# START OF ROWS

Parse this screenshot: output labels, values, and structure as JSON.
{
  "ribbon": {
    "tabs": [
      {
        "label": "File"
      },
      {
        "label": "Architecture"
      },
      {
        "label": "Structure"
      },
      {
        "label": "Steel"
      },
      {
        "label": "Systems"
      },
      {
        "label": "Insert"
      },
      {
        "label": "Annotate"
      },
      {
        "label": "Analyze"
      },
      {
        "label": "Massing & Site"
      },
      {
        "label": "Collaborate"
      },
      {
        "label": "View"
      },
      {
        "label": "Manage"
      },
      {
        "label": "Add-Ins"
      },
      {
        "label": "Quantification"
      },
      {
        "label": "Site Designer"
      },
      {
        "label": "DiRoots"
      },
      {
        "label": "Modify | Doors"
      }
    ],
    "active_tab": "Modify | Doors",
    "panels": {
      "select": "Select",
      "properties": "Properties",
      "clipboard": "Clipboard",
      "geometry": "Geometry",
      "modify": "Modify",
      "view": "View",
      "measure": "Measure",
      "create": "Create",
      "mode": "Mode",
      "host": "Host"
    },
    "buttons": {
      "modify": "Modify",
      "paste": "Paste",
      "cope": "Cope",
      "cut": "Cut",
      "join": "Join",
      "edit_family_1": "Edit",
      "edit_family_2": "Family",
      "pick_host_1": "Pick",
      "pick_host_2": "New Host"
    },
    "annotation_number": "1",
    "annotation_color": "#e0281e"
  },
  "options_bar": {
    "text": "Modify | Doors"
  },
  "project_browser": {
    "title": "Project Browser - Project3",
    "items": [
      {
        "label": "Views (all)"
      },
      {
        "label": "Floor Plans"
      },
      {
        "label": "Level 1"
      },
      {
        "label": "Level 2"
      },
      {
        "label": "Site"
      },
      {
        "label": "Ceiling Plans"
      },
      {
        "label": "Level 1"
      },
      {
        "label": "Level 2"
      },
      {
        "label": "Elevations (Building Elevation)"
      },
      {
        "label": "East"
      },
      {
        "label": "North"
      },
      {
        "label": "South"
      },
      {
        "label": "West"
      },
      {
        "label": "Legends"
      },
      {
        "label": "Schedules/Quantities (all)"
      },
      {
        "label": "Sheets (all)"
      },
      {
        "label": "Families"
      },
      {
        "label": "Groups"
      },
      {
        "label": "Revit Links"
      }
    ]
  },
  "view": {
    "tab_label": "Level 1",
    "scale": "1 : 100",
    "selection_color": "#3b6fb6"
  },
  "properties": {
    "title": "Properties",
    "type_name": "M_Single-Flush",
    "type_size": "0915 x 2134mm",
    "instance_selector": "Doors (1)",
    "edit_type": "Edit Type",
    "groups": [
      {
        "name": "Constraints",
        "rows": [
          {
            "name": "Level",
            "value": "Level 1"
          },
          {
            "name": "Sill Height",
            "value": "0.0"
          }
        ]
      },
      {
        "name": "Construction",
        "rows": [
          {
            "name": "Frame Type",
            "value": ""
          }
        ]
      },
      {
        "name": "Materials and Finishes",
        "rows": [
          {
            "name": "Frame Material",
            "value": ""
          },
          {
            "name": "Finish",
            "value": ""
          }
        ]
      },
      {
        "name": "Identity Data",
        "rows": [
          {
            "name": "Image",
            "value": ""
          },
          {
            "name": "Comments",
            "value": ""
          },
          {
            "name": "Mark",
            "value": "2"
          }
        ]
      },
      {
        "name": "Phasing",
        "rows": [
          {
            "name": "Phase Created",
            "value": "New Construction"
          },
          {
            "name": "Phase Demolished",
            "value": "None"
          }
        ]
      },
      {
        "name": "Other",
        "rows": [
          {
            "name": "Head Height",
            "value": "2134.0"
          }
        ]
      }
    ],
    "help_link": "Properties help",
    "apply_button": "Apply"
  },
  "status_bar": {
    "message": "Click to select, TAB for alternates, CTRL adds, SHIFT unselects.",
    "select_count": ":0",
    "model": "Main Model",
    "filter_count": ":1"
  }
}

# END OF ROWS

WHAT IS NEEDED ::
Find every line that includes the string "title". Report how many there are and nothing else.

OUTPUT OF THE EXERCISE ::
2